WORK TO BE COMPLETED:
Write out the data again in full, exactly as it reads.

EXERCISE INPUT:
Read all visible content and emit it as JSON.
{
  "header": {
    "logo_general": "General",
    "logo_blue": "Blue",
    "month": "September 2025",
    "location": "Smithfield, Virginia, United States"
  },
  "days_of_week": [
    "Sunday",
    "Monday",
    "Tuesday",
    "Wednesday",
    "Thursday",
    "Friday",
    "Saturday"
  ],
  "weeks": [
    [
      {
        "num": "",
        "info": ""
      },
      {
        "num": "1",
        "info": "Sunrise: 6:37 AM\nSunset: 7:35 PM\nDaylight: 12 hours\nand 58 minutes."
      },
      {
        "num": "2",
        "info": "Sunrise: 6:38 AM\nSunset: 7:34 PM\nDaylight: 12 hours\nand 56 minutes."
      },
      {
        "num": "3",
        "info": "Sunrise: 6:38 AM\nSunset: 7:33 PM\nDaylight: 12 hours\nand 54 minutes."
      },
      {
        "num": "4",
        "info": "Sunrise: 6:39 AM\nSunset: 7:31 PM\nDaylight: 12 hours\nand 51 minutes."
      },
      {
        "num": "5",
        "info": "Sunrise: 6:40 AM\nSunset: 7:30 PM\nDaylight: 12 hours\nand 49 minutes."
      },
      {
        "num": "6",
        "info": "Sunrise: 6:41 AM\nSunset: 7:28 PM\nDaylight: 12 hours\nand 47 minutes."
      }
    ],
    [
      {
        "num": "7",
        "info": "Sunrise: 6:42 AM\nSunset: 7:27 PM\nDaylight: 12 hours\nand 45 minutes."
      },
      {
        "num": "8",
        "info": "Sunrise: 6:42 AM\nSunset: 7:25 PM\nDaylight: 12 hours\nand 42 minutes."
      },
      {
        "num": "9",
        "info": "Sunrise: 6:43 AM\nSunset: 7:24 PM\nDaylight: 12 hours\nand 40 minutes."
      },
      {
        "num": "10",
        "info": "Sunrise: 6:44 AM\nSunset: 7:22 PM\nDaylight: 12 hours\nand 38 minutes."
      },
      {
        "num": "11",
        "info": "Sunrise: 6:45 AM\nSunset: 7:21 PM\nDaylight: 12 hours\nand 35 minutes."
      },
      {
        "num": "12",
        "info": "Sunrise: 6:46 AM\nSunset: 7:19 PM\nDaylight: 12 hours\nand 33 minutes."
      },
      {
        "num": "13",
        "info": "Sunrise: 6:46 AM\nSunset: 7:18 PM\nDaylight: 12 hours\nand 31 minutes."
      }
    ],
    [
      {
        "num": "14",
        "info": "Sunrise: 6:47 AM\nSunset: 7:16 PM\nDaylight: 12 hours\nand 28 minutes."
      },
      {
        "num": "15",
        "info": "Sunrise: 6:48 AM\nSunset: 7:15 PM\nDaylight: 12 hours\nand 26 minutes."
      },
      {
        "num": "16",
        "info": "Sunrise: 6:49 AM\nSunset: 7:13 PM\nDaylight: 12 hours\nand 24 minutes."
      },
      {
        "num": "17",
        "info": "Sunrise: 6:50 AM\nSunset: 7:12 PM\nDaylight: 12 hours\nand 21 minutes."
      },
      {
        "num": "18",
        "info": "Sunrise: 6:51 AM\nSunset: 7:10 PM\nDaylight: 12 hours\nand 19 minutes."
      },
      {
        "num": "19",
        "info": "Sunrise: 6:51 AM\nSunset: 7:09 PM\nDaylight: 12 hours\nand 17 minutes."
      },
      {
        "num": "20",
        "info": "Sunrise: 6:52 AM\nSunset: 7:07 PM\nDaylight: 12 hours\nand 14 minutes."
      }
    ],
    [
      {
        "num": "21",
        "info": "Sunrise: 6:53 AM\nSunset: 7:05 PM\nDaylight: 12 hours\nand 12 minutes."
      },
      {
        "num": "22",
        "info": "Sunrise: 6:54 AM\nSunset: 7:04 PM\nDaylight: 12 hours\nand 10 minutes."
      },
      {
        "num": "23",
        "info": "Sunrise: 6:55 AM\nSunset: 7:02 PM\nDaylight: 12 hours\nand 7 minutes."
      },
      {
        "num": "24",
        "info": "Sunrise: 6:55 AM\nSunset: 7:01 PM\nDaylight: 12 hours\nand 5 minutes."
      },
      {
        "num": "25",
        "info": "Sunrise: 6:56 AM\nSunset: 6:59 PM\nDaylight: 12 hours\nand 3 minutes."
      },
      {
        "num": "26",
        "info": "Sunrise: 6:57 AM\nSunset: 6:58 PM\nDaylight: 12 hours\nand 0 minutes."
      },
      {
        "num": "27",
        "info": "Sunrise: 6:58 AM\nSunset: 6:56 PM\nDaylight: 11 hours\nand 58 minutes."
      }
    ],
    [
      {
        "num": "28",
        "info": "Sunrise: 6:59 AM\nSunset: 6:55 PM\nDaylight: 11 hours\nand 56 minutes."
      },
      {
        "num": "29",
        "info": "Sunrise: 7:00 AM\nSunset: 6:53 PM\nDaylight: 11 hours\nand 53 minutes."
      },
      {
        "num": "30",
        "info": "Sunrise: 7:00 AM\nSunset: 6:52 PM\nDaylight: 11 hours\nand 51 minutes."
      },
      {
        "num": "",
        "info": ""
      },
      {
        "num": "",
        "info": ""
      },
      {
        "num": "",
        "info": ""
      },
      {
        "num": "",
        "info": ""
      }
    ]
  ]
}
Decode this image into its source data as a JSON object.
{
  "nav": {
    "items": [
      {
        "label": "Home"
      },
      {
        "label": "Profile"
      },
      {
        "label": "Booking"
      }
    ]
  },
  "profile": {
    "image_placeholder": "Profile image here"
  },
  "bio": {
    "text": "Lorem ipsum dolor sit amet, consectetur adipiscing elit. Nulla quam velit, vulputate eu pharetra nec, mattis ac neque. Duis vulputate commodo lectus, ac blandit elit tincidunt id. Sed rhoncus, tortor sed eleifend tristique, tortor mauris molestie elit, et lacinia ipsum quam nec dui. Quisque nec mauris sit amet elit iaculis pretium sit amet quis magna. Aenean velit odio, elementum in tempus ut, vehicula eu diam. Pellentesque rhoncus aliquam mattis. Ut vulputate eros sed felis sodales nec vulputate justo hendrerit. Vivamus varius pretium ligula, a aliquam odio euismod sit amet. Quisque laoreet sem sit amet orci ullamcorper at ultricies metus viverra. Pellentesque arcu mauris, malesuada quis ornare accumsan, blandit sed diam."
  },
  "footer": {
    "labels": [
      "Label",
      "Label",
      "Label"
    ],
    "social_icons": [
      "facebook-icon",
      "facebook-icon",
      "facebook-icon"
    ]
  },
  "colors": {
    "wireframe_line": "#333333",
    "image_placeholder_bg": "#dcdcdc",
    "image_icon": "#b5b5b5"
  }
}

RESPONSE TO THE TASK:
Read all visible content and emit it as JSON.
{
  "header": {
    "logo_general": "General",
    "logo_blue": "Blue",
    "month": "September 2025",
    "location": "Smithfield, Virginia, United States"
  },
  "days_of_week": [
    "Sunday",
    "Monday",
    "Tuesday",
    "Wednesday",
    "Thursday",
    "Friday",
    "Saturday"
  ],
  "weeks": [
    [
      {
        "num": "",
        "info": ""
      },
      {
        "num": "1",
        "info": "Sunrise: 6:37 AM\nSunset: 7:35 PM\nDaylight: 12 hours\nand 58 minutes."
      },
      {
        "num": "2",
        "info": "Sunrise: 6:38 AM\nSunset: 7:34 PM\nDaylight: 12 hours\nand 56 minutes."
      },
      {
        "num": "3",
        "info": "Sunrise: 6:38 AM\nSunset: 7:33 PM\nDaylight: 12 hours\nand 54 minutes."
      },
      {
        "num": "4",
        "info": "Sunrise: 6:39 AM\nSunset: 7:31 PM\nDaylight: 12 hours\nand 51 minutes."
      },
      {
        "num": "5",
        "info": "Sunrise: 6:40 AM\nSunset: 7:30 PM\nDaylight: 12 hours\nand 49 minutes."
      },
      {
        "num": "6",
        "info": "Sunrise: 6:41 AM\nSunset: 7:28 PM\nDaylight: 12 hours\nand 47 minutes."
      }
    ],
    [
      {
        "num": "7",
        "info": "Sunrise: 6:42 AM\nSunset: 7:27 PM\nDaylight: 12 hours\nand 45 minutes."
      },
      {
        "num": "8",
        "info": "Sunrise: 6:42 AM\nSunset: 7:25 PM\nDaylight: 12 hours\nand 42 minutes."
      },
      {
        "num": "9",
        "info": "Sunrise: 6:43 AM\nSunset: 7:24 PM\nDaylight: 12 hours\nand 40 minutes."
      },
      {
        "num": "10",
        "info": "Sunrise: 6:44 AM\nSunset: 7:22 PM\nDaylight: 12 hours\nand 38 minutes."
      },
      {
        "num": "11",
        "info": "Sunrise: 6:45 AM\nSunset: 7:21 PM\nDaylight: 12 hours\nand 35 minutes."
      },
      {
        "num": "12",
        "info": "Sunrise: 6:46 AM\nSunset: 7:19 PM\nDaylight: 12 hours\nand 33 minutes."
      },
      {
        "num": "13",
        "info": "Sunrise: 6:46 AM\nSunset: 7:18 PM\nDaylight: 12 hours\nand 31 minutes."
      }
    ],
    [
      {
        "num": "14",
        "info": "Sunrise: 6:47 AM\nSunset: 7:16 PM\nDaylight: 12 hours\nand 28 minutes."
      },
      {
        "num": "15",
        "info": "Sunrise: 6:48 AM\nSunset: 7:15 PM\nDaylight: 12 hours\nand 26 minutes."
      },
      {
        "num": "16",
        "info": "Sunrise: 6:49 AM\nSunset: 7:13 PM\nDaylight: 12 hours\nand 24 minutes."
      },
      {
        "num": "17",
        "info": "Sunrise: 6:50 AM\nSunset: 7:12 PM\nDaylight: 12 hours\nand 21 minutes."
      },
      {
        "num": "18",
        "info": "Sunrise: 6:51 AM\nSunset: 7:10 PM\nDaylight: 12 hours\nand 19 minutes."
      },
      {
        "num": "19",
        "info": "Sunrise: 6:51 AM\nSunset: 7:09 PM\nDaylight: 12 hours\nand 17 minutes."
      },
      {
        "num": "20",
        "info": "Sunrise: 6:52 AM\nSunset: 7:07 PM\nDaylight: 12 hours\nand 14 minutes."
      }
    ],
    [
      {
        "num": "21",
        "info": "Sunrise: 6:53 AM\nSunset: 7:05 PM\nDaylight: 12 hours\nand 12 minutes."
      },
      {
        "num": "22",
        "info": "Sunrise: 6:54 AM\nSunset: 7:04 PM\nDaylight: 12 hours\nand 10 minutes."
      },
      {
        "num": "23",
        "info": "Sunrise: 6:55 AM\nSunset: 7:02 PM\nDaylight: 12 hours\nand 7 minutes."
      },
      {
        "num": "24",
        "info": "Sunrise: 6:55 AM\nSunset: 7:01 PM\nDaylight: 12 hours\nand 5 minutes."
      },
      {
        "num": "25",
        "info": "Sunrise: 6:56 AM\nSunset: 6:59 PM\nDaylight: 12 hours\nand 3 minutes."
      },
      {
        "num": "26",
        "info": "Sunrise: 6:57 AM\nSunset: 6:58 PM\nDaylight: 12 hours\nand 0 minutes."
      },
      {
        "num": "27",
        "info": "Sunrise: 6:58 AM\nSunset: 6:56 PM\nDaylight: 11 hours\nand 58 minutes."
      }
    ],
    [
      {
        "num": "28",
        "info": "Sunrise: 6:59 AM\nSunset: 6:55 PM\nDaylight: 11 hours\nand 56 minutes."
      },
      {
        "num": "29",
        "info": "Sunrise: 7:00 AM\nSunset: 6:53 PM\nDaylight: 11 hours\nand 53 minutes."
      },
      {
        "num": "30",
        "info": "Sunrise: 7:00 AM\nSunset: 6:52 PM\nDaylight: 11 hours\nand 51 minutes."
      },
      {
        "num": "",
        "info": ""
      },
      {
        "num": "",
        "info": ""
      },
      {
        "num": "",
        "info": ""
      },
      {
        "num": "",
        "info": ""
      }
    ]
  ]
}
Decode this image into its source data as a JSON object.
{
  "nav": {
    "items": [
      {
        "label": "Home"
      },
      {
        "label": "Profile"
      },
      {
        "label": "Booking"
      }
    ]
  },
  "profile": {
    "image_placeholder": "Profile image here"
  },
  "bio": {
    "text": "Lorem ipsum dolor sit amet, consectetur adipiscing elit. Nulla quam velit, vulputate eu pharetra nec, mattis ac neque. Duis vulputate commodo lectus, ac blandit elit tincidunt id. Sed rhoncus, tortor sed eleifend tristique, tortor mauris molestie elit, et lacinia ipsum quam nec dui. Quisque nec mauris sit amet elit iaculis pretium sit amet quis magna. Aenean velit odio, elementum in tempus ut, vehicula eu diam. Pellentesque rhoncus aliquam mattis. Ut vulputate eros sed felis sodales nec vulputate justo hendrerit. Vivamus varius pretium ligula, a aliquam odio euismod sit amet. Quisque laoreet sem sit amet orci ullamcorper at ultricies metus viverra. Pellentesque arcu mauris, malesuada quis ornare accumsan, blandit sed diam."
  },
  "footer": {
    "labels": [
      "Label",
      "Label",
      "Label"
    ],
    "social_icons": [
      "facebook-icon",
      "facebook-icon",
      "facebook-icon"
    ]
  },
  "colors": {
    "wireframe_line": "#333333",
    "image_placeholder_bg": "#dcdcdc",
    "image_icon": "#b5b5b5"
  }
}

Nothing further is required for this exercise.